■ **Problem to work on**: Copy the listing below verbatim, from its first line through the line that contains "close-button[interactable]: ✕ [846, 7, 862, 21]", including both of those lines.

■ **Dataset records**:
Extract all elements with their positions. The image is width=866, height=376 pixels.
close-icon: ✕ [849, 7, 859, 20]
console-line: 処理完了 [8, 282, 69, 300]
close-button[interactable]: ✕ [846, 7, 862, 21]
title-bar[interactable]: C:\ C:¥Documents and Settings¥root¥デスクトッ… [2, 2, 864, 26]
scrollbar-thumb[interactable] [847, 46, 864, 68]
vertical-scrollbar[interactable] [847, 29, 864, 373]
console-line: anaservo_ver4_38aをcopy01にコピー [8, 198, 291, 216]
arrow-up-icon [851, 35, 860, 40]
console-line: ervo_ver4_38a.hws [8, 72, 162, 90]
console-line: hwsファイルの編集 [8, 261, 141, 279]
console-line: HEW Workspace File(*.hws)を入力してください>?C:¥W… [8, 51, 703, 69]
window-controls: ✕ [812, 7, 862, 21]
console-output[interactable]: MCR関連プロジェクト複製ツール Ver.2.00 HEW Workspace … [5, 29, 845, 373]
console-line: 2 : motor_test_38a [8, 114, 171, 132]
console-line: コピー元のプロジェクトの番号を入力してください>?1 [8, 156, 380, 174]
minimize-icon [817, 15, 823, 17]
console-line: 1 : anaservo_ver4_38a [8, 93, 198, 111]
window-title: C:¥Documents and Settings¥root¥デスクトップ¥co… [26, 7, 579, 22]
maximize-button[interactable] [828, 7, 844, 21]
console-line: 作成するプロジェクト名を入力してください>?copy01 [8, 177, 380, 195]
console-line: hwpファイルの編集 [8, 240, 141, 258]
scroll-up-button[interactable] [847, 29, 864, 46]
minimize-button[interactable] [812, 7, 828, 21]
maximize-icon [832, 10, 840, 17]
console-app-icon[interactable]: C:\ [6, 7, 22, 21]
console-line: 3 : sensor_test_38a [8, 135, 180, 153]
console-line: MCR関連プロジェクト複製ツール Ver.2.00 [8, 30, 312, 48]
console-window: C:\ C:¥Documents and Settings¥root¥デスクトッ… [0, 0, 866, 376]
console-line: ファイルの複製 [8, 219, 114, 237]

■ **Response to the task**:
Extract all elements with their positions. The image is width=866, height=376 pixels.
close-icon: ✕ [849, 7, 859, 20]
console-line: 処理完了 [8, 282, 69, 300]
close-button[interactable]: ✕ [846, 7, 862, 21]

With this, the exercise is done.